Aim:
Reproduce verbatim the stretch of the records from their first line through the line containing "- search-icon[interactable]: [1110, 34, 1132, 56]", including both of those lines. Write out that stretch alone.

[Start]

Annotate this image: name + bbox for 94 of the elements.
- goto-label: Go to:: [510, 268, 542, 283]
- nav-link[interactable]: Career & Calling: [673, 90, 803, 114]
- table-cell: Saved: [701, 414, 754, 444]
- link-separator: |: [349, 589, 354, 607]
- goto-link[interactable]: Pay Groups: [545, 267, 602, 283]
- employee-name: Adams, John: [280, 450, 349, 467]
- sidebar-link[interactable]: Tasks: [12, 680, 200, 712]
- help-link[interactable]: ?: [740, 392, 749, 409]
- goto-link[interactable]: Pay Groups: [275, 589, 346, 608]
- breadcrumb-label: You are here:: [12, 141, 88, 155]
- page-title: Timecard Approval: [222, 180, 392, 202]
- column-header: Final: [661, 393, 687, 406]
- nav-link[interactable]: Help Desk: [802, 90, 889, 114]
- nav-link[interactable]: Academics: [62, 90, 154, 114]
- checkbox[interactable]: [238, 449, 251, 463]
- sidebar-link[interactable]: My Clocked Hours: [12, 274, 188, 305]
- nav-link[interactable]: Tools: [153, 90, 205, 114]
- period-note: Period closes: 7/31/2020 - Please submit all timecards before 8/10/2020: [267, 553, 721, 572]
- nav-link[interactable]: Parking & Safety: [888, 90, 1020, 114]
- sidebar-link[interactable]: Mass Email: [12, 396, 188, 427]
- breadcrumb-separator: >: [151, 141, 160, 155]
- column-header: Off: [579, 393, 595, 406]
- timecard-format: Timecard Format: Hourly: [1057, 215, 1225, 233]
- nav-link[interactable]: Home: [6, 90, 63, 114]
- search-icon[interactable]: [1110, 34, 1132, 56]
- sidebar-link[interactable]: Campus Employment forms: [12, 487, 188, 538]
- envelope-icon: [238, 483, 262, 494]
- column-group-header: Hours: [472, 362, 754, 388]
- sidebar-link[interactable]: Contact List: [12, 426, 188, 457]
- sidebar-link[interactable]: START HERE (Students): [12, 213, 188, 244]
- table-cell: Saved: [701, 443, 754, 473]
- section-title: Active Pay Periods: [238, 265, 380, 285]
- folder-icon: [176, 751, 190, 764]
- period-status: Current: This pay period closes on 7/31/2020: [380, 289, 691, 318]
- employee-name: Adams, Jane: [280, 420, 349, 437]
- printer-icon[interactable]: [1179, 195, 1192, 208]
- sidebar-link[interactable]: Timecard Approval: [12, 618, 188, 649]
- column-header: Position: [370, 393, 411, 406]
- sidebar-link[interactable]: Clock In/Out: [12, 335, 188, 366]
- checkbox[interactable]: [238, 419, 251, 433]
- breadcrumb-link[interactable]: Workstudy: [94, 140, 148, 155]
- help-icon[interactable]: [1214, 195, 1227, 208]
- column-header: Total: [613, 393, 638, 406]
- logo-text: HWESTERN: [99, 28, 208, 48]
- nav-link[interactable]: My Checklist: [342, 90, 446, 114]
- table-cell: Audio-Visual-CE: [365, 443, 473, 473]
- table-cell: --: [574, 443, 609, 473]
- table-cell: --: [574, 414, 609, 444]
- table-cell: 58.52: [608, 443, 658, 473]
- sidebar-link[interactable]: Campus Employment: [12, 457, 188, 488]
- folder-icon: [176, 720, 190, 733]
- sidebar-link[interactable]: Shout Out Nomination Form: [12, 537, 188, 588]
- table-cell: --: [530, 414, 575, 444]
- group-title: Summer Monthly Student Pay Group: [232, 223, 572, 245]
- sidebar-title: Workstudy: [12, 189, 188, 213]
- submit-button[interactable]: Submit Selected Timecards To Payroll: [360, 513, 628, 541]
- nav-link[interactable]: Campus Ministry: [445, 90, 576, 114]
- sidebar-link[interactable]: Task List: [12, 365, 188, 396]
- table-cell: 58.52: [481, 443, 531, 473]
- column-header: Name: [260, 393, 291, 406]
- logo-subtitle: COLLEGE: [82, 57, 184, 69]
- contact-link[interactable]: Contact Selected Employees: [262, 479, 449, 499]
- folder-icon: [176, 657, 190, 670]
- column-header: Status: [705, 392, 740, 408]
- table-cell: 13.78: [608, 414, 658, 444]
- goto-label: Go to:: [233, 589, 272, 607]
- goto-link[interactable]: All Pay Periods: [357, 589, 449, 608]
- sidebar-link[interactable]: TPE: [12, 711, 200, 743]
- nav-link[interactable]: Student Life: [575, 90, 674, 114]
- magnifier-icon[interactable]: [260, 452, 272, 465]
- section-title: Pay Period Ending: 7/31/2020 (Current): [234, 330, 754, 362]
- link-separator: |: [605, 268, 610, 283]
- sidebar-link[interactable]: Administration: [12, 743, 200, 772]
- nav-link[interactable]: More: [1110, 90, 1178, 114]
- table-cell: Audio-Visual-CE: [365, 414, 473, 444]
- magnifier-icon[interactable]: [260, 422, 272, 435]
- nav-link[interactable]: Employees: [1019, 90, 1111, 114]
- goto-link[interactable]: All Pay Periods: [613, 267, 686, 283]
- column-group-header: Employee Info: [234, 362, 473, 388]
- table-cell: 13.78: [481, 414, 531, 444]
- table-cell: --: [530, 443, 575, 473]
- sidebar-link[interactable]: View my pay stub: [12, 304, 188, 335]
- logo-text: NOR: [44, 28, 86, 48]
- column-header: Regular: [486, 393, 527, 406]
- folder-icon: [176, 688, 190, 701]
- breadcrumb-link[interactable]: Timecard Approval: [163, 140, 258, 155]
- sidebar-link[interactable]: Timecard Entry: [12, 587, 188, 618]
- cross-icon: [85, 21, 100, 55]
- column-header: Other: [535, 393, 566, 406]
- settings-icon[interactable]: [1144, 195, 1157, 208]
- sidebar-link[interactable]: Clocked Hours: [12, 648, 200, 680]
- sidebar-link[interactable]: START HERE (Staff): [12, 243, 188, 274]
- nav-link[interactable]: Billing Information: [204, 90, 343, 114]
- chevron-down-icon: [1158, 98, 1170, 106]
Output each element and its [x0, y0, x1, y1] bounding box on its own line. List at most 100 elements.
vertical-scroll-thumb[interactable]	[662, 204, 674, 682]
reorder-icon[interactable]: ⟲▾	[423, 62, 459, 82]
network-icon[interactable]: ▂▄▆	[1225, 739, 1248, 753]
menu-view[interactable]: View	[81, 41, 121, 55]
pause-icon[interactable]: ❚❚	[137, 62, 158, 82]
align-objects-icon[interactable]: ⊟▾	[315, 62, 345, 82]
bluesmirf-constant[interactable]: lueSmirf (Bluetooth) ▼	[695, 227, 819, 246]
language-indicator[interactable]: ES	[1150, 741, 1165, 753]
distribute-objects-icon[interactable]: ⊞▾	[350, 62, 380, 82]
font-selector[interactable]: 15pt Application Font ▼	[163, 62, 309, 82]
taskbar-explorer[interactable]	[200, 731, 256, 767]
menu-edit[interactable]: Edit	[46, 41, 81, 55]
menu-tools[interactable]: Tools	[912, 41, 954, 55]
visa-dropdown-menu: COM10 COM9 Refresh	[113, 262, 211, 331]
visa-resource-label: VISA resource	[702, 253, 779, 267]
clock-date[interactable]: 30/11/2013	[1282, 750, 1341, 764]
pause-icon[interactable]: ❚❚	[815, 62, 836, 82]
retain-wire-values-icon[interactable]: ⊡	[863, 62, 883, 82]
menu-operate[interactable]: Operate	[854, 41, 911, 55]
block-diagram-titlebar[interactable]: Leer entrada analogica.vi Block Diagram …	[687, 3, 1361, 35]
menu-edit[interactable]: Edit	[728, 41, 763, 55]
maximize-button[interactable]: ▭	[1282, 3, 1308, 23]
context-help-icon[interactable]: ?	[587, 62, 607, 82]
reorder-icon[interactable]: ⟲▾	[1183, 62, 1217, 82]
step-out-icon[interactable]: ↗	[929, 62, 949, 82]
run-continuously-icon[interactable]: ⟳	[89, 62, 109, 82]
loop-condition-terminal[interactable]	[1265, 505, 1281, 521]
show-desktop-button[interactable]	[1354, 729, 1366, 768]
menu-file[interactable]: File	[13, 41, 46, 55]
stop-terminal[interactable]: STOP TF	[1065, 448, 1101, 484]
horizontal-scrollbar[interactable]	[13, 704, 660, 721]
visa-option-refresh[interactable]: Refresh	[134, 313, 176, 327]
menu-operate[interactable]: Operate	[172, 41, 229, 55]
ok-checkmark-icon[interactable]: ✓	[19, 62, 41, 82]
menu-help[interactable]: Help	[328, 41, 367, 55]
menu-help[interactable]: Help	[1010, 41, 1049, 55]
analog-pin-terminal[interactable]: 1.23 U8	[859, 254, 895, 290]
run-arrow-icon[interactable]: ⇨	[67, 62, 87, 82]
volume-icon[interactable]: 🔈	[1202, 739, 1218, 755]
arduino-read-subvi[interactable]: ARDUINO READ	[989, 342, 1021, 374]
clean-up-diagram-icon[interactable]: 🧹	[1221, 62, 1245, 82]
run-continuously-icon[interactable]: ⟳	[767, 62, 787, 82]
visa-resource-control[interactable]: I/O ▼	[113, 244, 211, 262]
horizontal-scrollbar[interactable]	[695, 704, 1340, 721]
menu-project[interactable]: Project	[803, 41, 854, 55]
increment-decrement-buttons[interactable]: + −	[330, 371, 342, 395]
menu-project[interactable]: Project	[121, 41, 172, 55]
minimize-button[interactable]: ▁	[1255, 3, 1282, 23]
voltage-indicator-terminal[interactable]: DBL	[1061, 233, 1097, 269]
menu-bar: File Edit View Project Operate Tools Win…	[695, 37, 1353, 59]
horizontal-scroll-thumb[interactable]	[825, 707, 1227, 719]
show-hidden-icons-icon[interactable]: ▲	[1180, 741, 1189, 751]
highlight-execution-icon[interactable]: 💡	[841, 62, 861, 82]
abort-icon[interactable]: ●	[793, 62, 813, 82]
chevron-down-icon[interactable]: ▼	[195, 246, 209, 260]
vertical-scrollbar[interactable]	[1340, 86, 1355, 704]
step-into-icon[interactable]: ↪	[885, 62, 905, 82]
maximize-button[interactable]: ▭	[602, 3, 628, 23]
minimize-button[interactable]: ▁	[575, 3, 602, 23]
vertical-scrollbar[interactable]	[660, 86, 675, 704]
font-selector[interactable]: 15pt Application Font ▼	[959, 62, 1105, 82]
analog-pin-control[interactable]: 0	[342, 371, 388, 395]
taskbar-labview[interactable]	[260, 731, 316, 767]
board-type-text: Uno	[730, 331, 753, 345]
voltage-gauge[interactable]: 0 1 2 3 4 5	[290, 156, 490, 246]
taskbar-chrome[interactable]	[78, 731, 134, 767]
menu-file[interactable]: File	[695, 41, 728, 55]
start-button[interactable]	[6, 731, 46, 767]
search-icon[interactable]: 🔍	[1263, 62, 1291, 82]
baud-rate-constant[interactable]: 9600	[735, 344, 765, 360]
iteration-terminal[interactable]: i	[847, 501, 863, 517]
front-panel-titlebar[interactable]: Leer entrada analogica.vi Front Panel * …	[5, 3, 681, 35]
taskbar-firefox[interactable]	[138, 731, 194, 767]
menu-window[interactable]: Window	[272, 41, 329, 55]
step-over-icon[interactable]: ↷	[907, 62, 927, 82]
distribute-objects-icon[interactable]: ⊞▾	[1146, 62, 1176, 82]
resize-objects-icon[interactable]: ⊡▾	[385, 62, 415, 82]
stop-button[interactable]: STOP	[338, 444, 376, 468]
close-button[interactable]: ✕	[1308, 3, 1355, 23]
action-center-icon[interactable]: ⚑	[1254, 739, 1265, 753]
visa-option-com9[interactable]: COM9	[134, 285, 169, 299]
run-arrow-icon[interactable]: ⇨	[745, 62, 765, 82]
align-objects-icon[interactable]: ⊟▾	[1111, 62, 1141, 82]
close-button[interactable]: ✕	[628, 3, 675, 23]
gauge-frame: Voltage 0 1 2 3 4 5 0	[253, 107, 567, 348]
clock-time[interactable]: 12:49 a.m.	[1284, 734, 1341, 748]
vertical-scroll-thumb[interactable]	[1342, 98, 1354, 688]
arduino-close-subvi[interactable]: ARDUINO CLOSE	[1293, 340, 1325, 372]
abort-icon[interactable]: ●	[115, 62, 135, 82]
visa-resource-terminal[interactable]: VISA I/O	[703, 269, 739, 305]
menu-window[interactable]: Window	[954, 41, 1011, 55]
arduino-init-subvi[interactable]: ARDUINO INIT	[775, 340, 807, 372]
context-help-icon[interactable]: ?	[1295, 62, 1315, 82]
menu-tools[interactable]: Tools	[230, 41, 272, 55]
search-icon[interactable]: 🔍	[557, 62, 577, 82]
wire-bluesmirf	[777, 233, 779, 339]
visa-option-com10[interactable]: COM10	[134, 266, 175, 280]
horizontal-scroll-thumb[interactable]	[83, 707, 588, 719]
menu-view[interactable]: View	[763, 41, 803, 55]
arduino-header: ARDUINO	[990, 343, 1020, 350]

[End]

Solution for this exercise:
Annotate this image: name + bbox for 94 of the elements.
- goto-label: Go to:: [510, 268, 542, 283]
- nav-link[interactable]: Career & Calling: [673, 90, 803, 114]
- table-cell: Saved: [701, 414, 754, 444]
- link-separator: |: [349, 589, 354, 607]
- goto-link[interactable]: Pay Groups: [545, 267, 602, 283]
- employee-name: Adams, John: [280, 450, 349, 467]
- sidebar-link[interactable]: Tasks: [12, 680, 200, 712]
- help-link[interactable]: ?: [740, 392, 749, 409]
- goto-link[interactable]: Pay Groups: [275, 589, 346, 608]
- breadcrumb-label: You are here:: [12, 141, 88, 155]
- page-title: Timecard Approval: [222, 180, 392, 202]
- column-header: Final: [661, 393, 687, 406]
- nav-link[interactable]: Help Desk: [802, 90, 889, 114]
- nav-link[interactable]: Academics: [62, 90, 154, 114]
- checkbox[interactable]: [238, 449, 251, 463]
- sidebar-link[interactable]: My Clocked Hours: [12, 274, 188, 305]
- nav-link[interactable]: Tools: [153, 90, 205, 114]
- period-note: Period closes: 7/31/2020 - Please submit all timecards before 8/10/2020: [267, 553, 721, 572]
- nav-link[interactable]: Parking & Safety: [888, 90, 1020, 114]
- sidebar-link[interactable]: Mass Email: [12, 396, 188, 427]
- breadcrumb-separator: >: [151, 141, 160, 155]
- column-header: Off: [579, 393, 595, 406]
- timecard-format: Timecard Format: Hourly: [1057, 215, 1225, 233]
- nav-link[interactable]: Home: [6, 90, 63, 114]
- search-icon[interactable]: [1110, 34, 1132, 56]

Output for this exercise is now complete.